[start Data excerpts]

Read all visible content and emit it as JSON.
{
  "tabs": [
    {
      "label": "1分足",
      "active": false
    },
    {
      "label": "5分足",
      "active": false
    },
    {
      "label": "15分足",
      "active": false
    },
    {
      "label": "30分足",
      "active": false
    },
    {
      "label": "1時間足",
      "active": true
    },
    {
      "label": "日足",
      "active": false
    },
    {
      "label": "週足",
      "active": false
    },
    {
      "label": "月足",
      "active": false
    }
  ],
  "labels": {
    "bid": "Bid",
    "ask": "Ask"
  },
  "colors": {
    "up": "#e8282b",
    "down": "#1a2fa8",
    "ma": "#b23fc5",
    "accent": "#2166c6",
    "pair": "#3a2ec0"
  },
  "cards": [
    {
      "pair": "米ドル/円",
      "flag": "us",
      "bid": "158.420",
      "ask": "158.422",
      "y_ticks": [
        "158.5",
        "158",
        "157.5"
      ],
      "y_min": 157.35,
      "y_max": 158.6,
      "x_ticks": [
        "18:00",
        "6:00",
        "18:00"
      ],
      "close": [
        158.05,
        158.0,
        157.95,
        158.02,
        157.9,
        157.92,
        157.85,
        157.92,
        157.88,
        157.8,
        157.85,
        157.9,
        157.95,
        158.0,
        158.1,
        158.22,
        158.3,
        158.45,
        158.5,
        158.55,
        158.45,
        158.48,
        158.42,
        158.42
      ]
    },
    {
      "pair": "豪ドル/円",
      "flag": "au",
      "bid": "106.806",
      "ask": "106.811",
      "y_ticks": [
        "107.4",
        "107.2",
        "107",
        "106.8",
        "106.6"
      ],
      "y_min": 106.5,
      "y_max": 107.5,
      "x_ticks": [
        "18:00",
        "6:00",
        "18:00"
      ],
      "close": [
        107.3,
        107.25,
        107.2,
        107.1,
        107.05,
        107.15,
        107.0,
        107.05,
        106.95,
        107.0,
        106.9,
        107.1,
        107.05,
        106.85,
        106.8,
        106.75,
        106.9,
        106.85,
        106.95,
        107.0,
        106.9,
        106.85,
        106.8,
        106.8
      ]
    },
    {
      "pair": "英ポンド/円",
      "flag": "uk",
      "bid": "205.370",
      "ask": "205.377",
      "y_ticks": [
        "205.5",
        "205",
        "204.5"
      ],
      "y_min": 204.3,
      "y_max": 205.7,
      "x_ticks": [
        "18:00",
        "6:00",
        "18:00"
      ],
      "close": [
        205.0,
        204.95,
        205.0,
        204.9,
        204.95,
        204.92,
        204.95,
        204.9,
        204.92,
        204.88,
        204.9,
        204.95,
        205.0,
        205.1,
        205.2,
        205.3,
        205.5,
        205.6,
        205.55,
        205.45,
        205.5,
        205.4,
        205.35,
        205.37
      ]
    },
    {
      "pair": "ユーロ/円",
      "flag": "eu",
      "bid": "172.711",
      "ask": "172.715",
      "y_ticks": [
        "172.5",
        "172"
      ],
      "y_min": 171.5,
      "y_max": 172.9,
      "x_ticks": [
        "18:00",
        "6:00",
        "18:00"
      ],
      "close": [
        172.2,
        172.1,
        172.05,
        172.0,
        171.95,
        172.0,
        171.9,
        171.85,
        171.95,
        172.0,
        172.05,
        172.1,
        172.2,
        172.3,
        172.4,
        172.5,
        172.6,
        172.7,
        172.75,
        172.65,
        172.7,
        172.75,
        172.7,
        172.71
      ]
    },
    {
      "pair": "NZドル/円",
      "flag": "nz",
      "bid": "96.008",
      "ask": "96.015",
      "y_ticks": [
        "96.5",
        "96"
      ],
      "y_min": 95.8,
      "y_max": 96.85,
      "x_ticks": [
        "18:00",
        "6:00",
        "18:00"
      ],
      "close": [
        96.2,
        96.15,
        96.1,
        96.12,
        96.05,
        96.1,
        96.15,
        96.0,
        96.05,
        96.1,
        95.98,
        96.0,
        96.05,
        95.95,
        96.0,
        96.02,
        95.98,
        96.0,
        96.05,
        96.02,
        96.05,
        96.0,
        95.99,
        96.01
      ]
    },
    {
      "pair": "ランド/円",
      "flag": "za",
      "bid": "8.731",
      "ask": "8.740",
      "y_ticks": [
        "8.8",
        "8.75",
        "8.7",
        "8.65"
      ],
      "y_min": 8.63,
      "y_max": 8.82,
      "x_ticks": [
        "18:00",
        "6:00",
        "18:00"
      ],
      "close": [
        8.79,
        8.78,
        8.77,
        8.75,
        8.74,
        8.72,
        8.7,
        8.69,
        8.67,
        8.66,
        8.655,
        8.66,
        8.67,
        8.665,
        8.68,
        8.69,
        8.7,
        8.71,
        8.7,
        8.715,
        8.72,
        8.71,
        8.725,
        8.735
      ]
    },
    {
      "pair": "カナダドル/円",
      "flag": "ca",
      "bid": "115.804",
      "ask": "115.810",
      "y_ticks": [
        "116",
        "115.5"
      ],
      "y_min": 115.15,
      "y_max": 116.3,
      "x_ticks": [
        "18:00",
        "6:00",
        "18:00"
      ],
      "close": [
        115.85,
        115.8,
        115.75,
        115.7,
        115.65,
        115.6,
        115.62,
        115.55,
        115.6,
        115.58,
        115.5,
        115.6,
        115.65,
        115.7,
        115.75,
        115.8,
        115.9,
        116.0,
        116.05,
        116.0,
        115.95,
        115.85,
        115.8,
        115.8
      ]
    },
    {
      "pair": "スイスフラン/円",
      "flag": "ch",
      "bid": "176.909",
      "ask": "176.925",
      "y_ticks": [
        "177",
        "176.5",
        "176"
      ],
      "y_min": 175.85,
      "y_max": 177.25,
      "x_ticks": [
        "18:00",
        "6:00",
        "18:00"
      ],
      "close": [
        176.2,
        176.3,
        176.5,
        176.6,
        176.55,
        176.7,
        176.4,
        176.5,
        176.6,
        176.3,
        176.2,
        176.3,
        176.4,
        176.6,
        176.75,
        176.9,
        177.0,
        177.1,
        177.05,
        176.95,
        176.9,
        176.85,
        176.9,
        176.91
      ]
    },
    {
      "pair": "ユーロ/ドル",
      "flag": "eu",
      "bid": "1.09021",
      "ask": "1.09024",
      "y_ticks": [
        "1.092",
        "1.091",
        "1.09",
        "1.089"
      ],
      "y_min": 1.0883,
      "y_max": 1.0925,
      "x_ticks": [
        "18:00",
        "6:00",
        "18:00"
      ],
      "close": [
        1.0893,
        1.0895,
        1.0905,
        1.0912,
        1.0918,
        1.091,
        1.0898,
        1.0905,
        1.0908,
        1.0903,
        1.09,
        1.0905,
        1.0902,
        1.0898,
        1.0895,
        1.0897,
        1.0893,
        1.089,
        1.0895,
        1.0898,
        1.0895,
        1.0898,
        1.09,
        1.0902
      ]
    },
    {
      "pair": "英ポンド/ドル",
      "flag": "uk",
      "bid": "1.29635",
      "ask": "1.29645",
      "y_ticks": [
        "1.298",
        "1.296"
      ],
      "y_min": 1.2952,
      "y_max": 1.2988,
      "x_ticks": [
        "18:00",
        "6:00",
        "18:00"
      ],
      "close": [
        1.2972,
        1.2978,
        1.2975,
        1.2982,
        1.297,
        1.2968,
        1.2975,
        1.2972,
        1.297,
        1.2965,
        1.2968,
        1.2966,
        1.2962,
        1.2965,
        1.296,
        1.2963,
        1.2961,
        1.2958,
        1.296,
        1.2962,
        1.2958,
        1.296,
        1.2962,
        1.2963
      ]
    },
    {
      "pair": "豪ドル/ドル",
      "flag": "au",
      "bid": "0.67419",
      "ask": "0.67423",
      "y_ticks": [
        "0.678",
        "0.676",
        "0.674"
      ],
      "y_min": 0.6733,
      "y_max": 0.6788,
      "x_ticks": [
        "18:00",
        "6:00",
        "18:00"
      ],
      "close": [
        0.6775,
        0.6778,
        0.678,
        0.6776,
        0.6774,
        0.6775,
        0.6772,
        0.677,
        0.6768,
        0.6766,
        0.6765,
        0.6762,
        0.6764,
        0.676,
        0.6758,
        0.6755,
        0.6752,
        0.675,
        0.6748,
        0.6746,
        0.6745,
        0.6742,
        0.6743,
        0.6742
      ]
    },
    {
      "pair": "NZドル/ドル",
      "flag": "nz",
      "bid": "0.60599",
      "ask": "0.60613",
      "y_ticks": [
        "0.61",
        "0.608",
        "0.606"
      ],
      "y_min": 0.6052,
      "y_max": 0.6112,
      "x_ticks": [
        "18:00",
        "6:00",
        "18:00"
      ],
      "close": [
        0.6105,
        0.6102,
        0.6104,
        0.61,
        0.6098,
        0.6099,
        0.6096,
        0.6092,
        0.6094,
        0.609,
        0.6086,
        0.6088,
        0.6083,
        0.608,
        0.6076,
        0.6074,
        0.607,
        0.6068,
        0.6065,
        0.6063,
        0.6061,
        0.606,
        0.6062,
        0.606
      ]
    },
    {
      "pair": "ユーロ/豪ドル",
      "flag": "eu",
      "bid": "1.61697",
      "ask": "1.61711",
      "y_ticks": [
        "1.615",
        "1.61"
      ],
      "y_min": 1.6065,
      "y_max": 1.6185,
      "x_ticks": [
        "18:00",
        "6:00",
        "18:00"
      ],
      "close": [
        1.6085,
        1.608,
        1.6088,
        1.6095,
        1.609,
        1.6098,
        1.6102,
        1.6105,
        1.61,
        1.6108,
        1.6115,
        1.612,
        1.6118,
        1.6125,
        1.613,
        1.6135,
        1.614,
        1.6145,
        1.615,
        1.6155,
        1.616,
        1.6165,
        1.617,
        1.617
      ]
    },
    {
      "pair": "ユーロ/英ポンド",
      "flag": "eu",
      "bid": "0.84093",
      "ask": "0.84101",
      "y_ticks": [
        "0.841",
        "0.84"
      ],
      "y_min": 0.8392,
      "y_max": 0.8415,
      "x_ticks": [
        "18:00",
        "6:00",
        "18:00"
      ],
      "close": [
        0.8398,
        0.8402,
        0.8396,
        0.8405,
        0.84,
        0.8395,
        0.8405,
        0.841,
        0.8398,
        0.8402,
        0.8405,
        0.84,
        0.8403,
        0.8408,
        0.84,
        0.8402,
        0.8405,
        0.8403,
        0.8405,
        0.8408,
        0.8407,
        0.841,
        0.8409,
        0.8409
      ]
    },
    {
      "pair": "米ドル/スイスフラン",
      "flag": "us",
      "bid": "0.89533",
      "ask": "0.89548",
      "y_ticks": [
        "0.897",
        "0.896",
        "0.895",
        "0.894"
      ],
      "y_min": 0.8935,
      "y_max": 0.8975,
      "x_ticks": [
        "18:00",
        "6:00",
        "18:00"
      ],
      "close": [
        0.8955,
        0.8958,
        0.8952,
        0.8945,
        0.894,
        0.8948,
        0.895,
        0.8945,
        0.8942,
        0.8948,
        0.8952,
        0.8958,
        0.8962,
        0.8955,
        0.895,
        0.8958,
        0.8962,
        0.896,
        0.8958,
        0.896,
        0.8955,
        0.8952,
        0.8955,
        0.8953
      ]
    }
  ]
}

[end Data excerpts]

▶ _What to do_:
Gather up, from the records above, each line where the word "英ポンド" appears.

▶ _Solution below_:
      "pair": "英ポンド/円",
      "pair": "英ポンド/ドル",
      "pair": "ユーロ/英ポンド",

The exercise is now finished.